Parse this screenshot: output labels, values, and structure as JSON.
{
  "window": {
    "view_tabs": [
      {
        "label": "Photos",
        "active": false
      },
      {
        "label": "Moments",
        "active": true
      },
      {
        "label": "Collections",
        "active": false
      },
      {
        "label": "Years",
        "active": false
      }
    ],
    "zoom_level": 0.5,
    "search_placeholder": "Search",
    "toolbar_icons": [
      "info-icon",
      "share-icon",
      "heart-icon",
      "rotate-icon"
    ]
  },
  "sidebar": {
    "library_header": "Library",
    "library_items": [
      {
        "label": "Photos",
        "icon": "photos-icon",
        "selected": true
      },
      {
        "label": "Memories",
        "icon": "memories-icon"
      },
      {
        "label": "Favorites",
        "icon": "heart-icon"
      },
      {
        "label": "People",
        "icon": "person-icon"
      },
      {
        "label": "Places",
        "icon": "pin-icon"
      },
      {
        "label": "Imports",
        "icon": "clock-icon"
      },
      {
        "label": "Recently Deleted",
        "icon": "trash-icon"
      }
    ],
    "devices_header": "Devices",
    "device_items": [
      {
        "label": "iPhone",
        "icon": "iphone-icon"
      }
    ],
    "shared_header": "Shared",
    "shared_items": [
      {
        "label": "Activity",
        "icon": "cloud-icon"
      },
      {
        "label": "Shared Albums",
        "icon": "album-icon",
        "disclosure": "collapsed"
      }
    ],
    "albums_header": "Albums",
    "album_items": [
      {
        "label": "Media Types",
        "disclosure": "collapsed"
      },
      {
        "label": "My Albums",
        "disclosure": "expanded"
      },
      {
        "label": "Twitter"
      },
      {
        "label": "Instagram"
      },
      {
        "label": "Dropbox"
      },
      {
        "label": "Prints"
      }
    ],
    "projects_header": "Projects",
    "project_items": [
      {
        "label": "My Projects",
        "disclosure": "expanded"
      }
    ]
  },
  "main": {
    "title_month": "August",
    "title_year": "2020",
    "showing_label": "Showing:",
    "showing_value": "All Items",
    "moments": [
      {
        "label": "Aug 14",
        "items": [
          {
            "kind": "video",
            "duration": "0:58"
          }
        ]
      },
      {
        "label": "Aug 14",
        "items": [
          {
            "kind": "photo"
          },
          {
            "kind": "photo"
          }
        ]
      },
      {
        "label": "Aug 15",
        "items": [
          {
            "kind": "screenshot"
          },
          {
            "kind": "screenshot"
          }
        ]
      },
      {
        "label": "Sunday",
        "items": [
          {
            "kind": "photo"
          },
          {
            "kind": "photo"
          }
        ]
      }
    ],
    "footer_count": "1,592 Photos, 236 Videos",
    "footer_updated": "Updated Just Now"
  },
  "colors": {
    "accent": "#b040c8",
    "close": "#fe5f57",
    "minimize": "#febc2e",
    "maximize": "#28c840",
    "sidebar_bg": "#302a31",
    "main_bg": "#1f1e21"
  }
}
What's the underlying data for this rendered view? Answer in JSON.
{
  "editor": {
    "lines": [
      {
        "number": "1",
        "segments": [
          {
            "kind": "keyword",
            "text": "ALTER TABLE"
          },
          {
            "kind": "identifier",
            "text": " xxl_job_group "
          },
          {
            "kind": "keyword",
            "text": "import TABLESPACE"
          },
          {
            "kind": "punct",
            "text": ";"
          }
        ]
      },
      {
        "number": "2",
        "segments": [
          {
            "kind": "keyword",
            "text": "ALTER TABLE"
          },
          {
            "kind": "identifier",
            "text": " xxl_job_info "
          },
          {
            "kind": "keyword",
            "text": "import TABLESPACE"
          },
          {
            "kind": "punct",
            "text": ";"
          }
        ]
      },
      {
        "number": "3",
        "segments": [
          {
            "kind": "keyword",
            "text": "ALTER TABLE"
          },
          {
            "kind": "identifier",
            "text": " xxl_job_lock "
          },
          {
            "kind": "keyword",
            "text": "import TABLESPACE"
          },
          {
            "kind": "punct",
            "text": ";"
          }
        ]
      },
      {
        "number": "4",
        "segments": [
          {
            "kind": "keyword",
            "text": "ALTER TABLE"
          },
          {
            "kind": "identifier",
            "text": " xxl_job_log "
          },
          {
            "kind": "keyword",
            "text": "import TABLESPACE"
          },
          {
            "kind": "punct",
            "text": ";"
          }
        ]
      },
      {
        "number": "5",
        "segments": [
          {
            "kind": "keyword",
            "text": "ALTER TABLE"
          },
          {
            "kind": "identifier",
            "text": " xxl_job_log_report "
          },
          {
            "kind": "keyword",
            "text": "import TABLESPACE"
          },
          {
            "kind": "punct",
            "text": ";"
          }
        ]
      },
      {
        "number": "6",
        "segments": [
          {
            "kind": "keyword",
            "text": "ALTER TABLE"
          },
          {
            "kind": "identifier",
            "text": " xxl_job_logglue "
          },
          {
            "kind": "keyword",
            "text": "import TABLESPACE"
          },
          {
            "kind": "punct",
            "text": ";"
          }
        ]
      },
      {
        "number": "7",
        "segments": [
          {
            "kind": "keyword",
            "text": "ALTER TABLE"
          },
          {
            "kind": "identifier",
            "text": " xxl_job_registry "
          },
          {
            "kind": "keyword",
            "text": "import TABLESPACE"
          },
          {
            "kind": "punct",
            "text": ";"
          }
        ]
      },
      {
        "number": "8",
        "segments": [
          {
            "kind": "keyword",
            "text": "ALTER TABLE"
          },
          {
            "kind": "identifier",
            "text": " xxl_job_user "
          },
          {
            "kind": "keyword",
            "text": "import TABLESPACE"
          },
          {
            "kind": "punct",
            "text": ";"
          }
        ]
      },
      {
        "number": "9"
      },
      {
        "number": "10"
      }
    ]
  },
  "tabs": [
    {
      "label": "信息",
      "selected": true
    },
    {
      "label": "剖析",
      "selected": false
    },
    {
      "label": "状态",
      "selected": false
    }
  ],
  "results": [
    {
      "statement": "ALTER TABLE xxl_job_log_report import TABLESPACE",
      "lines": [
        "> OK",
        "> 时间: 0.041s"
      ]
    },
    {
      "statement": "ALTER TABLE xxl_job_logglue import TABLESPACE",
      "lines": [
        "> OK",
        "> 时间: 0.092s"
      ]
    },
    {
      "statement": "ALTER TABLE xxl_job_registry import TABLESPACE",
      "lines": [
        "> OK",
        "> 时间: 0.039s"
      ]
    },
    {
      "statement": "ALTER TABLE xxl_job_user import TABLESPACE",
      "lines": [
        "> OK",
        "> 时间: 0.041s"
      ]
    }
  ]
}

────────────────────────────────────────

PROMPT: All of the lines above need to be given again exactly.

REPLY:
Parse this screenshot: output labels, values, and structure as JSON.
{
  "window": {
    "view_tabs": [
      {
        "label": "Photos",
        "active": false
      },
      {
        "label": "Moments",
        "active": true
      },
      {
        "label": "Collections",
        "active": false
      },
      {
        "label": "Years",
        "active": false
      }
    ],
    "zoom_level": 0.5,
    "search_placeholder": "Search",
    "toolbar_icons": [
      "info-icon",
      "share-icon",
      "heart-icon",
      "rotate-icon"
    ]
  },
  "sidebar": {
    "library_header": "Library",
    "library_items": [
      {
        "label": "Photos",
        "icon": "photos-icon",
        "selected": true
      },
      {
        "label": "Memories",
        "icon": "memories-icon"
      },
      {
        "label": "Favorites",
        "icon": "heart-icon"
      },
      {
        "label": "People",
        "icon": "person-icon"
      },
      {
        "label": "Places",
        "icon": "pin-icon"
      },
      {
        "label": "Imports",
        "icon": "clock-icon"
      },
      {
        "label": "Recently Deleted",
        "icon": "trash-icon"
      }
    ],
    "devices_header": "Devices",
    "device_items": [
      {
        "label": "iPhone",
        "icon": "iphone-icon"
      }
    ],
    "shared_header": "Shared",
    "shared_items": [
      {
        "label": "Activity",
        "icon": "cloud-icon"
      },
      {
        "label": "Shared Albums",
        "icon": "album-icon",
        "disclosure": "collapsed"
      }
    ],
    "albums_header": "Albums",
    "album_items": [
      {
        "label": "Media Types",
        "disclosure": "collapsed"
      },
      {
        "label": "My Albums",
        "disclosure": "expanded"
      },
      {
        "label": "Twitter"
      },
      {
        "label": "Instagram"
      },
      {
        "label": "Dropbox"
      },
      {
        "label": "Prints"
      }
    ],
    "projects_header": "Projects",
    "project_items": [
      {
        "label": "My Projects",
        "disclosure": "expanded"
      }
    ]
  },
  "main": {
    "title_month": "August",
    "title_year": "2020",
    "showing_label": "Showing:",
    "showing_value": "All Items",
    "moments": [
      {
        "label": "Aug 14",
        "items": [
          {
            "kind": "video",
            "duration": "0:58"
          }
        ]
      },
      {
        "label": "Aug 14",
        "items": [
          {
            "kind": "photo"
          },
          {
            "kind": "photo"
          }
        ]
      },
      {
        "label": "Aug 15",
        "items": [
          {
            "kind": "screenshot"
          },
          {
            "kind": "screenshot"
          }
        ]
      },
      {
        "label": "Sunday",
        "items": [
          {
            "kind": "photo"
          },
          {
            "kind": "photo"
          }
        ]
      }
    ],
    "footer_count": "1,592 Photos, 236 Videos",
    "footer_updated": "Updated Just Now"
  },
  "colors": {
    "accent": "#b040c8",
    "close": "#fe5f57",
    "minimize": "#febc2e",
    "maximize": "#28c840",
    "sidebar_bg": "#302a31",
    "main_bg": "#1f1e21"
  }
}
What's the underlying data for this rendered view? Answer in JSON.
{
  "editor": {
    "lines": [
      {
        "number": "1",
        "segments": [
          {
            "kind": "keyword",
            "text": "ALTER TABLE"
          },
          {
            "kind": "identifier",
            "text": " xxl_job_group "
          },
          {
            "kind": "keyword",
            "text": "import TABLESPACE"
          },
          {
            "kind": "punct",
            "text": ";"
          }
        ]
      },
      {
        "number": "2",
        "segments": [
          {
            "kind": "keyword",
            "text": "ALTER TABLE"
          },
          {
            "kind": "identifier",
            "text": " xxl_job_info "
          },
          {
            "kind": "keyword",
            "text": "import TABLESPACE"
          },
          {
            "kind": "punct",
            "text": ";"
          }
        ]
      },
      {
        "number": "3",
        "segments": [
          {
            "kind": "keyword",
            "text": "ALTER TABLE"
          },
          {
            "kind": "identifier",
            "text": " xxl_job_lock "
          },
          {
            "kind": "keyword",
            "text": "import TABLESPACE"
          },
          {
            "kind": "punct",
            "text": ";"
          }
        ]
      },
      {
        "number": "4",
        "segments": [
          {
            "kind": "keyword",
            "text": "ALTER TABLE"
          },
          {
            "kind": "identifier",
            "text": " xxl_job_log "
          },
          {
            "kind": "keyword",
            "text": "import TABLESPACE"
          },
          {
            "kind": "punct",
            "text": ";"
          }
        ]
      },
      {
        "number": "5",
        "segments": [
          {
            "kind": "keyword",
            "text": "ALTER TABLE"
          },
          {
            "kind": "identifier",
            "text": " xxl_job_log_report "
          },
          {
            "kind": "keyword",
            "text": "import TABLESPACE"
          },
          {
            "kind": "punct",
            "text": ";"
          }
        ]
      },
      {
        "number": "6",
        "segments": [
          {
            "kind": "keyword",
            "text": "ALTER TABLE"
          },
          {
            "kind": "identifier",
            "text": " xxl_job_logglue "
          },
          {
            "kind": "keyword",
            "text": "import TABLESPACE"
          },
          {
            "kind": "punct",
            "text": ";"
          }
        ]
      },
      {
        "number": "7",
        "segments": [
          {
            "kind": "keyword",
            "text": "ALTER TABLE"
          },
          {
            "kind": "identifier",
            "text": " xxl_job_registry "
          },
          {
            "kind": "keyword",
            "text": "import TABLESPACE"
          },
          {
            "kind": "punct",
            "text": ";"
          }
        ]
      },
      {
        "number": "8",
        "segments": [
          {
            "kind": "keyword",
            "text": "ALTER TABLE"
          },
          {
            "kind": "identifier",
            "text": " xxl_job_user "
          },
          {
            "kind": "keyword",
            "text": "import TABLESPACE"
          },
          {
            "kind": "punct",
            "text": ";"
          }
        ]
      },
      {
        "number": "9"
      },
      {
        "number": "10"
      }
    ]
  },
  "tabs": [
    {
      "label": "信息",
      "selected": true
    },
    {
      "label": "剖析",
      "selected": false
    },
    {
      "label": "状态",
      "selected": false
    }
  ],
  "results": [
    {
      "statement": "ALTER TABLE xxl_job_log_report import TABLESPACE",
      "lines": [
        "> OK",
        "> 时间: 0.041s"
      ]
    },
    {
      "statement": "ALTER TABLE xxl_job_logglue import TABLESPACE",
      "lines": [
        "> OK",
        "> 时间: 0.092s"
      ]
    },
    {
      "statement": "ALTER TABLE xxl_job_registry import TABLESPACE",
      "lines": [
        "> OK",
        "> 时间: 0.039s"
      ]
    },
    {
      "statement": "ALTER TABLE xxl_job_user import TABLESPACE",
      "lines": [
        "> OK",
        "> 时间: 0.041s"
      ]
    }
  ]
}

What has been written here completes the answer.